| WHAT YOU ARE ASKED TO DO |
Pick out and copy every line below that has the word "растений".

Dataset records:
•••

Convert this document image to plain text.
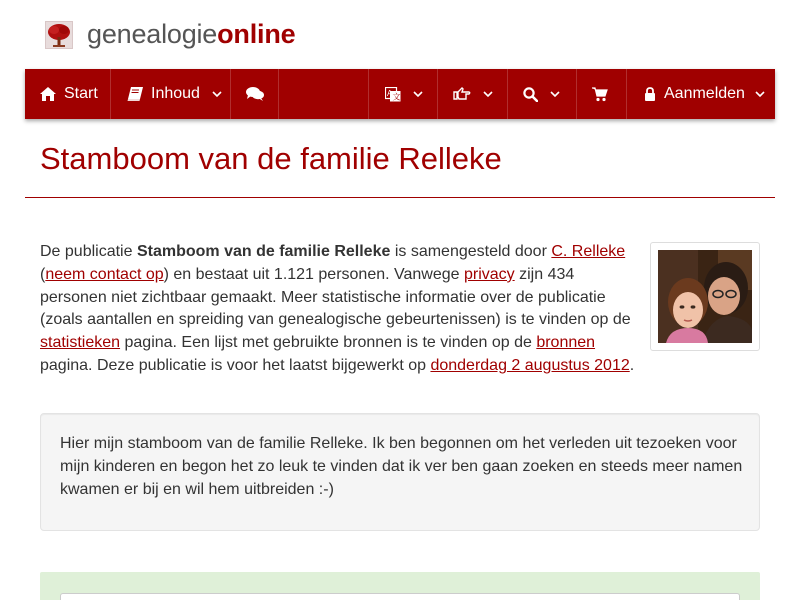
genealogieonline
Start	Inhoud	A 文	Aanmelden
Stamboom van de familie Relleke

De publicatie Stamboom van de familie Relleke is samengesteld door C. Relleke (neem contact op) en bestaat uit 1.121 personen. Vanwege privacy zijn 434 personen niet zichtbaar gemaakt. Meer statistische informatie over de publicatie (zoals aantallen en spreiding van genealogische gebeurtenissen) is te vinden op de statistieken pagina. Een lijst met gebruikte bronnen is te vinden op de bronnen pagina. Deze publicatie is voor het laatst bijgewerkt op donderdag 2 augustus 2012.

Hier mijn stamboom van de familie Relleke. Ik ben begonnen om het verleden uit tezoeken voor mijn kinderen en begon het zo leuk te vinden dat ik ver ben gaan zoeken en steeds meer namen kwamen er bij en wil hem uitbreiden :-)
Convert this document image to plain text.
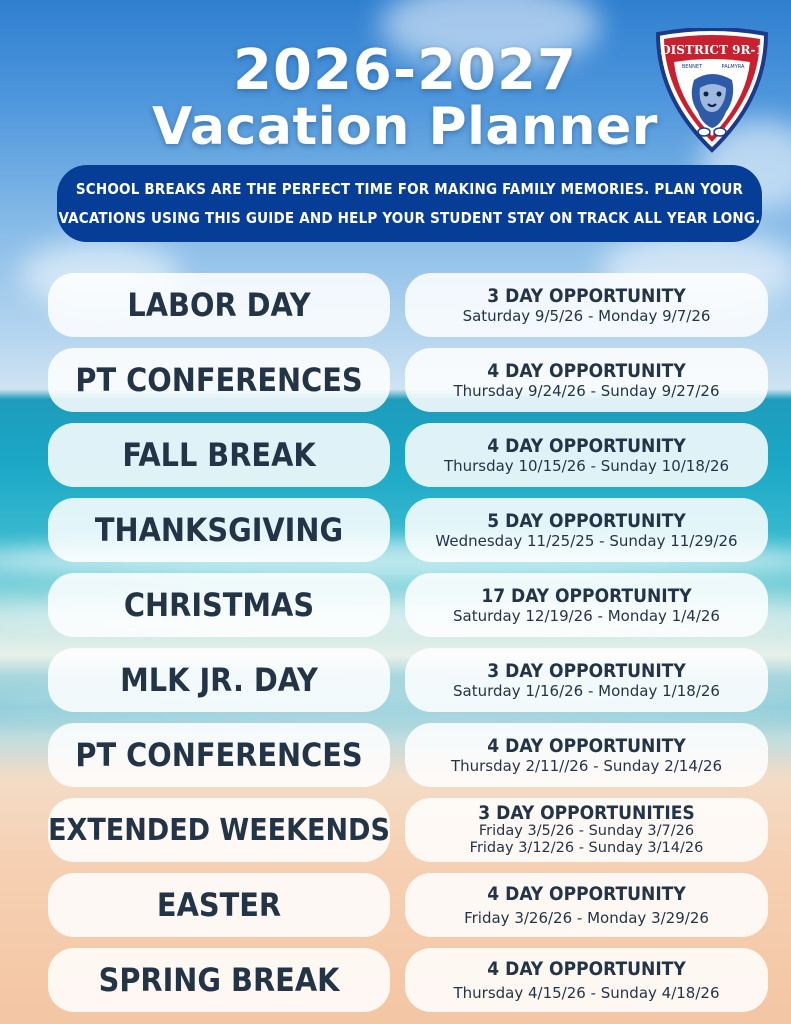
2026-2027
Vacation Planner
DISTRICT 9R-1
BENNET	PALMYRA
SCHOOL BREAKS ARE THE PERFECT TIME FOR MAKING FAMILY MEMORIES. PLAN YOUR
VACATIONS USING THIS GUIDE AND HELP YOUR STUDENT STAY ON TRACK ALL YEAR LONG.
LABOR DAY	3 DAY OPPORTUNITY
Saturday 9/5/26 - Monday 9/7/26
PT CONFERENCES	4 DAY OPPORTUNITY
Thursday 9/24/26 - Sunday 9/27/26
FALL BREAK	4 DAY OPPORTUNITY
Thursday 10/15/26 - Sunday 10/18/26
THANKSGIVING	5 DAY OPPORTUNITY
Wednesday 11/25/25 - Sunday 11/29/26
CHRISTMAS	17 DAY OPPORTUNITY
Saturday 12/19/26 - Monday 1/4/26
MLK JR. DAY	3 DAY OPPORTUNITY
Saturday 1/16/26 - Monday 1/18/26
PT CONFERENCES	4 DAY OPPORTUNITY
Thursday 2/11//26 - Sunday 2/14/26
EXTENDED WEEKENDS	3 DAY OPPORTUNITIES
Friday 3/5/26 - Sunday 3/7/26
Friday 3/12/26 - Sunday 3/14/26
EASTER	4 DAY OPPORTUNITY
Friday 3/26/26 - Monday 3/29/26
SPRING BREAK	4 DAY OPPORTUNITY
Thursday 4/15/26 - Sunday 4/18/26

•••

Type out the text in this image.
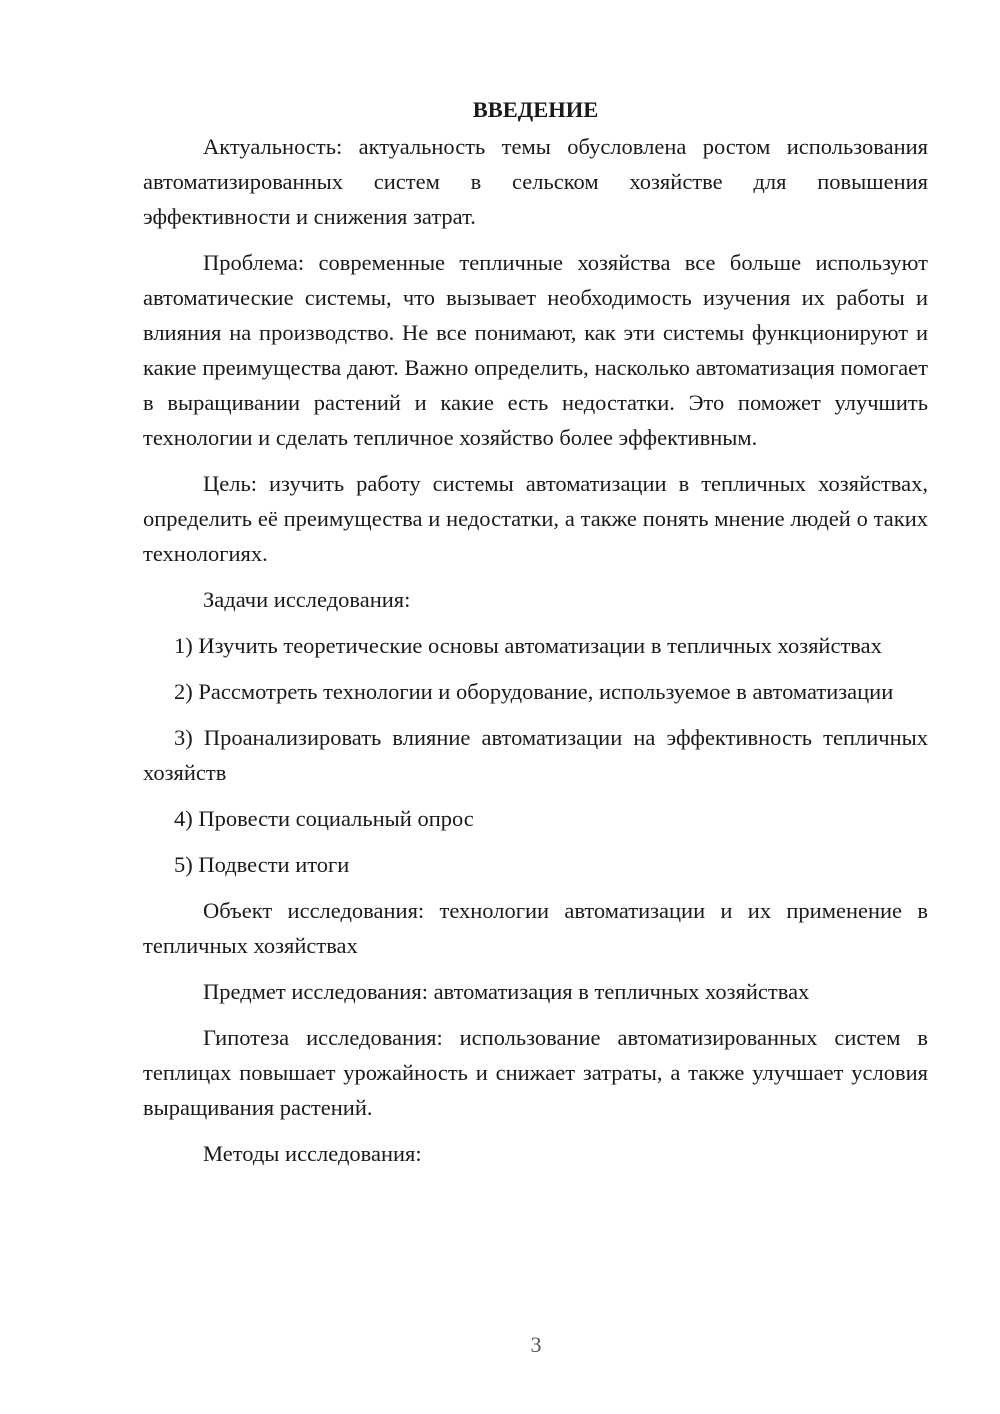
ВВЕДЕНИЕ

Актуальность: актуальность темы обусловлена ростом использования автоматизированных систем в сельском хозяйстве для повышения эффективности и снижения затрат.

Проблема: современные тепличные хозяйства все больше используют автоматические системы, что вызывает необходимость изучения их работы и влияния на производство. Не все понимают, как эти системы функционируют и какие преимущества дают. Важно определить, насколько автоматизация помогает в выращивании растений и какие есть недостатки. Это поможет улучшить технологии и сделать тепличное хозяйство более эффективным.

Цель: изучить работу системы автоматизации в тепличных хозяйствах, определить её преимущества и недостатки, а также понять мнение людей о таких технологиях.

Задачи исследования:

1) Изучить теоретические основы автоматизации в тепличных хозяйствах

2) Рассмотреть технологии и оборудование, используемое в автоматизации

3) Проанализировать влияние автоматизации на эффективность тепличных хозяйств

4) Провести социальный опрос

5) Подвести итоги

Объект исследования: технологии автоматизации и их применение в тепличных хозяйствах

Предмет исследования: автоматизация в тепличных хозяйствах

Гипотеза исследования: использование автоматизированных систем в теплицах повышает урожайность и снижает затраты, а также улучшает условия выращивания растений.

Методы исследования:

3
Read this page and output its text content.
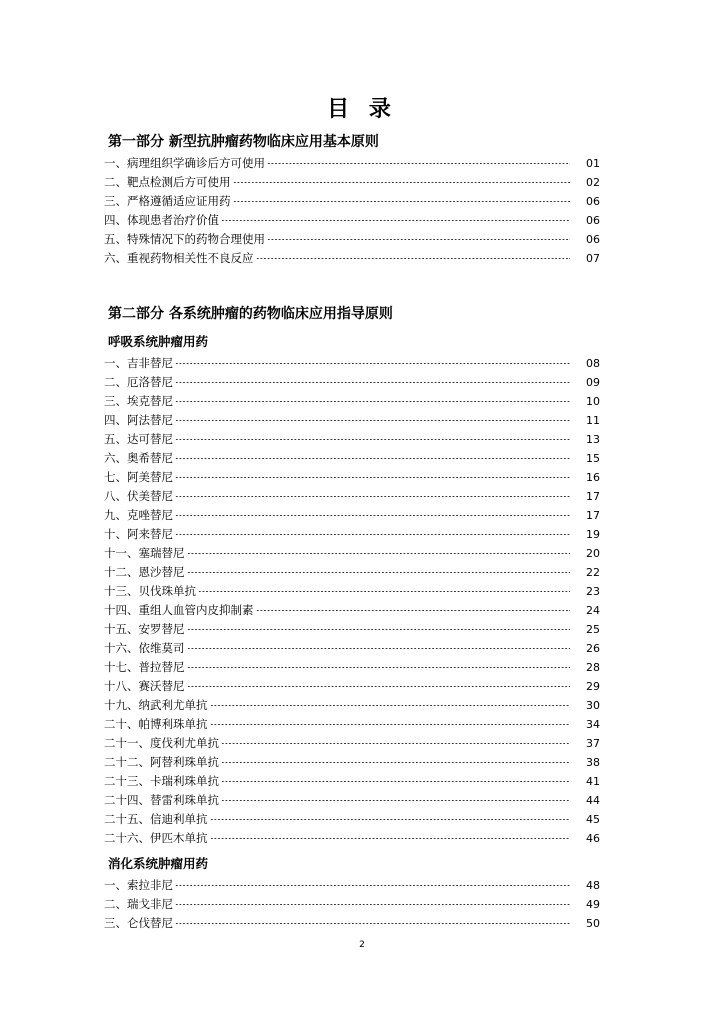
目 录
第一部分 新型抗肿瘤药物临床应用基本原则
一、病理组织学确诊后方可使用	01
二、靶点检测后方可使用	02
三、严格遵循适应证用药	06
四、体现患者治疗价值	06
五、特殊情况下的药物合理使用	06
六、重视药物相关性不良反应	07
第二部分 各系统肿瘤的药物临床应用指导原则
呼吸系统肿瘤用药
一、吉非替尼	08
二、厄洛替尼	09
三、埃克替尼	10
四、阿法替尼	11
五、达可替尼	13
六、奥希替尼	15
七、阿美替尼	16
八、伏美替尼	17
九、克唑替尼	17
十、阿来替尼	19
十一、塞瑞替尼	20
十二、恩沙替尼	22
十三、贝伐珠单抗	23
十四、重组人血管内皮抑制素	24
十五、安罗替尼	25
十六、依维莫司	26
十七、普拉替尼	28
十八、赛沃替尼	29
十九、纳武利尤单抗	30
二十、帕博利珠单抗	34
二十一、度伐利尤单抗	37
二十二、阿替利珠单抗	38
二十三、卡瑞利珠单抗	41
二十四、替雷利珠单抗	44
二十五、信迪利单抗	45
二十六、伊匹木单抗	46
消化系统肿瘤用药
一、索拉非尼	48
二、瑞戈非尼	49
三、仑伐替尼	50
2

•••

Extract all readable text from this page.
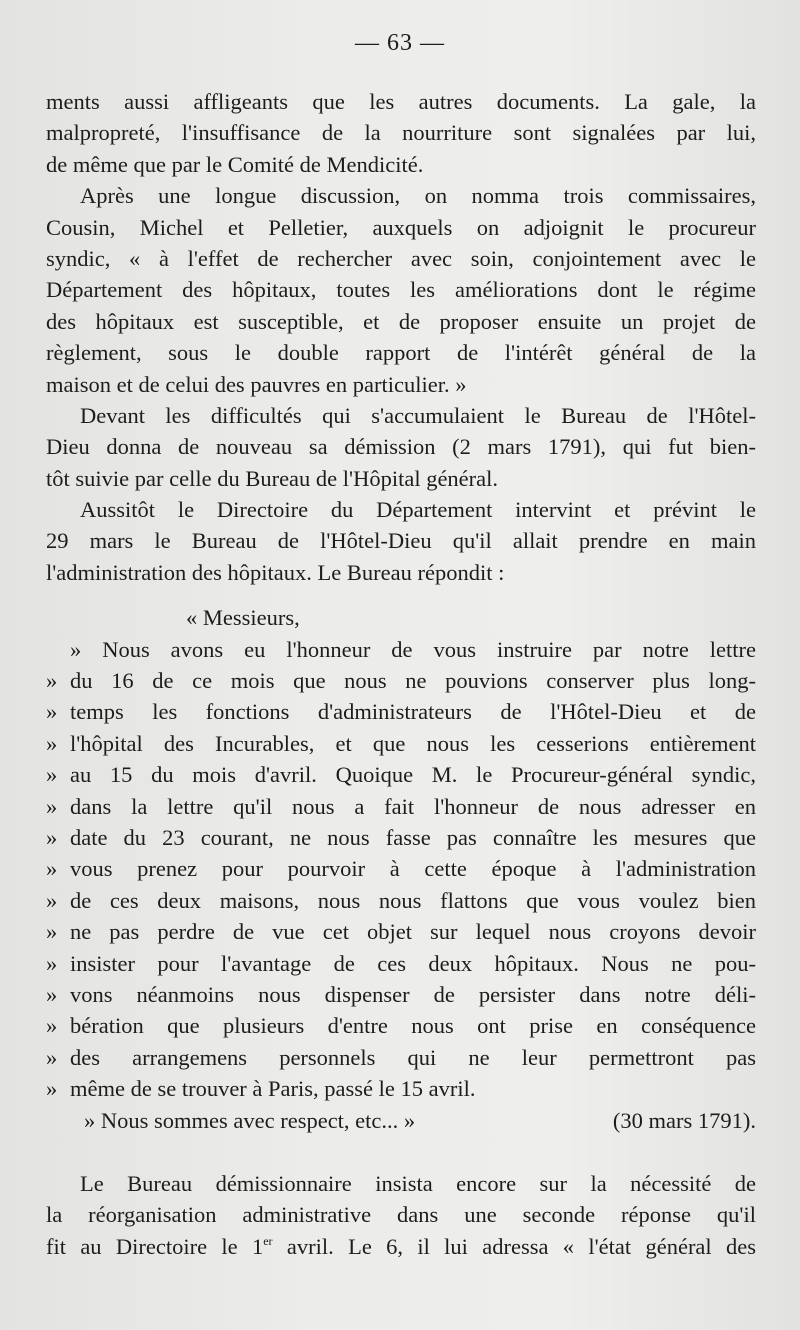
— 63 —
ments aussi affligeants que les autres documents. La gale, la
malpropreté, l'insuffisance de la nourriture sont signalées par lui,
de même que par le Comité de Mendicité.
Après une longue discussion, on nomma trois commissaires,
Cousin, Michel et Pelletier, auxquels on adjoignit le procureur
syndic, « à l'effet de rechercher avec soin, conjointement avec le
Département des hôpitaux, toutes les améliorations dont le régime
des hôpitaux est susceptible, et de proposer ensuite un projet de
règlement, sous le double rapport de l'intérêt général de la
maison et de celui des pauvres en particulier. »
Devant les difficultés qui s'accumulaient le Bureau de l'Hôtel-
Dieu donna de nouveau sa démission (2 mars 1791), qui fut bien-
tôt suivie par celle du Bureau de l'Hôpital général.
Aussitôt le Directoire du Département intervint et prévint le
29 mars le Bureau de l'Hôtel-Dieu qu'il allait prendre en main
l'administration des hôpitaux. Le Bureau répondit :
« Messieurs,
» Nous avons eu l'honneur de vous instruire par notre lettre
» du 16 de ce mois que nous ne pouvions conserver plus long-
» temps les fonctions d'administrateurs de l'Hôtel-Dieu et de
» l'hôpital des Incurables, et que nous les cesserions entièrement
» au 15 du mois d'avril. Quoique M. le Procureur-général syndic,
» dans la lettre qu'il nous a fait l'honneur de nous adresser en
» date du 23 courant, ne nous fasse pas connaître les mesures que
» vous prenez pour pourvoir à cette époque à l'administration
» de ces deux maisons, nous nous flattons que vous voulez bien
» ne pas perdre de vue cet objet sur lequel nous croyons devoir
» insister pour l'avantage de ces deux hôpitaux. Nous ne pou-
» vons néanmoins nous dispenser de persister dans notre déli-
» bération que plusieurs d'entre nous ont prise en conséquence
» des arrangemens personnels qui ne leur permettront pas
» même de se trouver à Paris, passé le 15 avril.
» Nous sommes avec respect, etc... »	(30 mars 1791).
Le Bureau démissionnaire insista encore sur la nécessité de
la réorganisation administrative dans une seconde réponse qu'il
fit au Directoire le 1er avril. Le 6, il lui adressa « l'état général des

•••

| RESULT OF THE EXERCISE |
Проблема: современные тепличные хозяйства все больше используют автоматические системы, что вызывает необходимость изучения их работы и влияния на производство. Не все понимают, как эти системы функционируют и какие преимущества дают. Важно определить, насколько автоматизация помогает в выращивании растений и какие есть недостатки. Это поможет улучшить технологии и сделать тепличное хозяйство более эффективным.
Гипотеза исследования: использование автоматизированных систем в теплицах повышает урожайность и снижает затраты, а также улучшает условия выращивания растений.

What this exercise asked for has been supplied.